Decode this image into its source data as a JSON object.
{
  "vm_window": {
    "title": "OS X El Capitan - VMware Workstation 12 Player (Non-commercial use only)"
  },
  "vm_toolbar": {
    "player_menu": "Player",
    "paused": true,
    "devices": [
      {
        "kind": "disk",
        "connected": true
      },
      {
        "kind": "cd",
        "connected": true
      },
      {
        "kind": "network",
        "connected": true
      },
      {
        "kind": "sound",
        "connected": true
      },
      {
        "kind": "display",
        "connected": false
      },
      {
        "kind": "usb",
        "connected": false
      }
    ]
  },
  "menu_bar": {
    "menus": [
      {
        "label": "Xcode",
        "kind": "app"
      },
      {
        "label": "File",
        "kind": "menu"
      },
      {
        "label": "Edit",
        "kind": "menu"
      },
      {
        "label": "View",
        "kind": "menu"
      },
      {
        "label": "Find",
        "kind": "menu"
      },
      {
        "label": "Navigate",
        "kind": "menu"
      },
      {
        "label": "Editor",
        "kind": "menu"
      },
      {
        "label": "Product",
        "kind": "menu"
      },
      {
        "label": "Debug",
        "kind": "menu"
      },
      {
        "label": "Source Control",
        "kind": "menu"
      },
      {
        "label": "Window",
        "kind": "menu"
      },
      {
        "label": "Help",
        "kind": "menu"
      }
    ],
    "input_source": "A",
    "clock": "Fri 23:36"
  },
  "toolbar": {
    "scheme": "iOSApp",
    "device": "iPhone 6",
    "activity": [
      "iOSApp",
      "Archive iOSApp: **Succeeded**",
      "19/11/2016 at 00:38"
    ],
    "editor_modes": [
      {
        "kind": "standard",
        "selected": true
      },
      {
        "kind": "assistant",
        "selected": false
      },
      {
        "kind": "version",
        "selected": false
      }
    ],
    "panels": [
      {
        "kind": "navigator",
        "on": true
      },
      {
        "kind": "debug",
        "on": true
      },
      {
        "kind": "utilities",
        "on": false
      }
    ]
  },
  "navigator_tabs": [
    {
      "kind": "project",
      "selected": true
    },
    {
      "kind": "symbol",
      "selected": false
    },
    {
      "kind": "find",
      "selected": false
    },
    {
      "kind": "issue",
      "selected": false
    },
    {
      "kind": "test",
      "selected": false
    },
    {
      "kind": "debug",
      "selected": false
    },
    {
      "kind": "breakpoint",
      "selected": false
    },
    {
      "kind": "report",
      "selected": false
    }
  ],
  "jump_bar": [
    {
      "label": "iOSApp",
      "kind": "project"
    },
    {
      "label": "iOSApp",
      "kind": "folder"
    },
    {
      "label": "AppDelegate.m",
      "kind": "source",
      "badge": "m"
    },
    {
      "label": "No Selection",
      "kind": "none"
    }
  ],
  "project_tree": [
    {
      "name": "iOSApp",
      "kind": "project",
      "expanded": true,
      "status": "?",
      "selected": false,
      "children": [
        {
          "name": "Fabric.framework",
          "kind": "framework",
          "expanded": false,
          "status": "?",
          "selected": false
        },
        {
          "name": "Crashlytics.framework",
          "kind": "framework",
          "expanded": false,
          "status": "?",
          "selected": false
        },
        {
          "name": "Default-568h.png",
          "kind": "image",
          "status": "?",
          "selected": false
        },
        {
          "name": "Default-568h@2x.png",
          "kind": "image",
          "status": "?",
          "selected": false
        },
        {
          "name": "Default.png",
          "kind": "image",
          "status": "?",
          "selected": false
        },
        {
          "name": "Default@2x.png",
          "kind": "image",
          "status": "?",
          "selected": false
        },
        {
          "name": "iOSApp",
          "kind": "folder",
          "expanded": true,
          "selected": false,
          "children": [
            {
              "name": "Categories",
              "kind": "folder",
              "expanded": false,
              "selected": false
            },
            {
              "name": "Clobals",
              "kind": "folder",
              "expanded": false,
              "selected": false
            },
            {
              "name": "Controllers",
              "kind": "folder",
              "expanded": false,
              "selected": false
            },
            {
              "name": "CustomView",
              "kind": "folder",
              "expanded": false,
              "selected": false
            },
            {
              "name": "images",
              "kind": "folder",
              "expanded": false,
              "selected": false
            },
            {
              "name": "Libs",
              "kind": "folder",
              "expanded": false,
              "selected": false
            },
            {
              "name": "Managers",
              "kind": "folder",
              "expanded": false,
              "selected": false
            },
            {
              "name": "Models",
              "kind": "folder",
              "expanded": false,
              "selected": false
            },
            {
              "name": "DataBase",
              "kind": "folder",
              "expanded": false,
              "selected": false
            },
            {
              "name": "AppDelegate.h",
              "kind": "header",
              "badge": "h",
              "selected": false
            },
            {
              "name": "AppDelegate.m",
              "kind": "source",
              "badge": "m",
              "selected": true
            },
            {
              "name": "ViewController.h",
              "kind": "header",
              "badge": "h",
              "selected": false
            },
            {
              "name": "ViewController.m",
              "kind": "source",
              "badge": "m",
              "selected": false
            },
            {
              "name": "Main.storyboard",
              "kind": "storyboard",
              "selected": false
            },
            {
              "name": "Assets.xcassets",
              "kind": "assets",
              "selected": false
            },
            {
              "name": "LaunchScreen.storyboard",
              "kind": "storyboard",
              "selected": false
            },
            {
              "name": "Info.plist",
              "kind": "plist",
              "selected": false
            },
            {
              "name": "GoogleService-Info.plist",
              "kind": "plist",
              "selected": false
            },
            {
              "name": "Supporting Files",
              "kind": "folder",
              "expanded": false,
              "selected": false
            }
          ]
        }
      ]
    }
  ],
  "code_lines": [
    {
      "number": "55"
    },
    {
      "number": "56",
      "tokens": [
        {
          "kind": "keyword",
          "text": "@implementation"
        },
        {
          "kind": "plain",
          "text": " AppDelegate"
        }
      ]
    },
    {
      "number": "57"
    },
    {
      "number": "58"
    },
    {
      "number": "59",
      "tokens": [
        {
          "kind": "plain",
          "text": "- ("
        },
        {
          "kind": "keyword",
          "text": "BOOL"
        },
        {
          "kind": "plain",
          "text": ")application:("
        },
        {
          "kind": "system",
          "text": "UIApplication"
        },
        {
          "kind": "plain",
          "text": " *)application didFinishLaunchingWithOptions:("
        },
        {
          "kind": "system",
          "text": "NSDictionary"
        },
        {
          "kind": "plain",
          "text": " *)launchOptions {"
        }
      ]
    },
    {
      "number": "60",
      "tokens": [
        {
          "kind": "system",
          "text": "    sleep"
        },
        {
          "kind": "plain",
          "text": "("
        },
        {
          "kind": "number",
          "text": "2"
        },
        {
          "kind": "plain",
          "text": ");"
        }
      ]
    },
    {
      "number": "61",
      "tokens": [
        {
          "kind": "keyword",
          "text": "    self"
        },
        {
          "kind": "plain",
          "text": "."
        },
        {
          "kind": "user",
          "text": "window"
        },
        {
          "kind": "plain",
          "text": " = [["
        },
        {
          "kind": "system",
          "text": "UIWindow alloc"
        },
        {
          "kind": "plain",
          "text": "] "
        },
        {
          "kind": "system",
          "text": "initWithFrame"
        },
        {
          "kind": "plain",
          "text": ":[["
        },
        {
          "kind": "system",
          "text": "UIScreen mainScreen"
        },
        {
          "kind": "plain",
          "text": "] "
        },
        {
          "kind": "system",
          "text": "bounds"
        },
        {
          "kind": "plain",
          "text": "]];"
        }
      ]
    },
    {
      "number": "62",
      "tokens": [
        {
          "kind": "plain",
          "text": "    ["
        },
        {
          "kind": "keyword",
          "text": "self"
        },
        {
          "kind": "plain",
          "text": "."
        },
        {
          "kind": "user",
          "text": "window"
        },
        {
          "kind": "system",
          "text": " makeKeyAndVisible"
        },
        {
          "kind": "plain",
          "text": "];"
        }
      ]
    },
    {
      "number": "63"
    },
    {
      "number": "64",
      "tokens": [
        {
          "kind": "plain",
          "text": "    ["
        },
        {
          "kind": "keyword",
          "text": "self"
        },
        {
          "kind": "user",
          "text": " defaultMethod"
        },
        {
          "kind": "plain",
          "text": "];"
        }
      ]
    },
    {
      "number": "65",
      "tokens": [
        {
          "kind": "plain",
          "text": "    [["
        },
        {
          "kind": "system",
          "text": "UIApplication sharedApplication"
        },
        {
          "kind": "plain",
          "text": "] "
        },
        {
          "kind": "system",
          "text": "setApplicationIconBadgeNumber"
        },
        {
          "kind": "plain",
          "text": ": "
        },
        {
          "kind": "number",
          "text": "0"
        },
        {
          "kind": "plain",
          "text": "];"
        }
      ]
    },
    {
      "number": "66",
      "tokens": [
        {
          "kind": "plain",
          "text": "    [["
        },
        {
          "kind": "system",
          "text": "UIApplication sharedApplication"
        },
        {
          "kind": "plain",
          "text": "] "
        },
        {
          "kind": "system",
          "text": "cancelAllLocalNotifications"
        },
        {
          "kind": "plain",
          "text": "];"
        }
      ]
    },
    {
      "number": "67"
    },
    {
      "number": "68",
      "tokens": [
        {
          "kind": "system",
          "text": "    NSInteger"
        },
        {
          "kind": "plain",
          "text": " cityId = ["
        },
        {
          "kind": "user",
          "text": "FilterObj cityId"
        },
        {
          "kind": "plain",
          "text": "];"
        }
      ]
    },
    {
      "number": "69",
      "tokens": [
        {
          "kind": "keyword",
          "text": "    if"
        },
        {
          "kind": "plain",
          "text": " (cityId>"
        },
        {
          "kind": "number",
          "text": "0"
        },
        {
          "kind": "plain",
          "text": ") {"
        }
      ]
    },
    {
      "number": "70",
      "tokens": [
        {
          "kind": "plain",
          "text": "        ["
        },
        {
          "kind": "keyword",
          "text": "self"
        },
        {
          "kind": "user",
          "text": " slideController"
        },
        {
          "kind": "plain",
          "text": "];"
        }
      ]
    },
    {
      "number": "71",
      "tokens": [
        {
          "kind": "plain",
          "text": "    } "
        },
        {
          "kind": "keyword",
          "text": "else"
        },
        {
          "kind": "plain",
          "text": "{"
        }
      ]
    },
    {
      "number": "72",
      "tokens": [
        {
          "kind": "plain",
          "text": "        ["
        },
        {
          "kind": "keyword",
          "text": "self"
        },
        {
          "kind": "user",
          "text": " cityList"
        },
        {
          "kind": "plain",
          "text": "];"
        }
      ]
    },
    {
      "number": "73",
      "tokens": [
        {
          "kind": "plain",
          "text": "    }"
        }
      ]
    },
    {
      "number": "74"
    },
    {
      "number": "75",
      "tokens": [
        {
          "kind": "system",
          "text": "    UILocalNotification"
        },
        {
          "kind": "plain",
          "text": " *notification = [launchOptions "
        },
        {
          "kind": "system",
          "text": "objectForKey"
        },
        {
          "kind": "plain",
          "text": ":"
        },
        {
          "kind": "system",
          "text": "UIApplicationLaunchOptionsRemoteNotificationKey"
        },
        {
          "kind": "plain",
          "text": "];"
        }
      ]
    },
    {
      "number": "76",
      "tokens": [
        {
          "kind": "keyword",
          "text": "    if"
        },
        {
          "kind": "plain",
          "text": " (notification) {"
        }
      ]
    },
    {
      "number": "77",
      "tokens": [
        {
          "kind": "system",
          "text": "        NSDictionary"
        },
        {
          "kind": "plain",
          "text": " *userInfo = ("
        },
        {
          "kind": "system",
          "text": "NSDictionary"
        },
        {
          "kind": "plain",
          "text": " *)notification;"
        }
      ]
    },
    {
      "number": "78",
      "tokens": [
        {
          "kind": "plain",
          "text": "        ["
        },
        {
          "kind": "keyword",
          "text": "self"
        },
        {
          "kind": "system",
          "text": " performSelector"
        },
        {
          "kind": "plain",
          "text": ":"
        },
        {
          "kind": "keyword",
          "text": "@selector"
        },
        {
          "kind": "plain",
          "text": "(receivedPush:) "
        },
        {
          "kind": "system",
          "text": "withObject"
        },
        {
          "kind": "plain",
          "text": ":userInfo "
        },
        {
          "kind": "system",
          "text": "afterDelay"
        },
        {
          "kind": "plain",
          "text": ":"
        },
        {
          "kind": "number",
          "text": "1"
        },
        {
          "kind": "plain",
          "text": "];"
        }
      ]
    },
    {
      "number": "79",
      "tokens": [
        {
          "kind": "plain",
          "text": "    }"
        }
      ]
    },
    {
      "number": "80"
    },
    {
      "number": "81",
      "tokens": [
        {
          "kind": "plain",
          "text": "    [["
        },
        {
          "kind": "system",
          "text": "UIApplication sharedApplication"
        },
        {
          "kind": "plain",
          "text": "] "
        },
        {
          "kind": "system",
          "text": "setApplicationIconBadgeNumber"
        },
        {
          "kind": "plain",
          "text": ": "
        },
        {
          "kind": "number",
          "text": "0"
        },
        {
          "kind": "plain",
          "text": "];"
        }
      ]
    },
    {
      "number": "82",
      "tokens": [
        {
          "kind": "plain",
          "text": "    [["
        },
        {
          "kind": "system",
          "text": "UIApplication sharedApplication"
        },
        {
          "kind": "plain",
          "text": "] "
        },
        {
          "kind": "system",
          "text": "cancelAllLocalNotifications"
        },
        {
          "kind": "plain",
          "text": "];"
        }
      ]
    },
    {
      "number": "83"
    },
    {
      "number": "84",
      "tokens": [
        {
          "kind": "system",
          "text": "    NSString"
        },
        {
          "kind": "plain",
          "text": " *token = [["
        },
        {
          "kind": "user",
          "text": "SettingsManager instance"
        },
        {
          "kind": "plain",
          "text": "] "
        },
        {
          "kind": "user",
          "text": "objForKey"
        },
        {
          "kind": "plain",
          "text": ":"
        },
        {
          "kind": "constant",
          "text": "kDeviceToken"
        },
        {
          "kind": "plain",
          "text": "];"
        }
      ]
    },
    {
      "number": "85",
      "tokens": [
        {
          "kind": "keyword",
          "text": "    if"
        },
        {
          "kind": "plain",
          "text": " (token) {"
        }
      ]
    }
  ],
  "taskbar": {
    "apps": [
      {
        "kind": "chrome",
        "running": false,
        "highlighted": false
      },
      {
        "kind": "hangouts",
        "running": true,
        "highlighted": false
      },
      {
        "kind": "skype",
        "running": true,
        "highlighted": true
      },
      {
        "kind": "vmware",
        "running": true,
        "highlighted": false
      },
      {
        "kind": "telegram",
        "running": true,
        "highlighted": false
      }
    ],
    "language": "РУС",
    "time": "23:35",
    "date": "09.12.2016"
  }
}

-------

* TASK INSTRUCTIONS
From the listing above, copy every line that includes the word "Player".

* WRITTEN SOLUTION
    "title": "OS X El Capitan - VMware Workstation 12 Player (Non-commercial use only)"
    "player_menu": "Player",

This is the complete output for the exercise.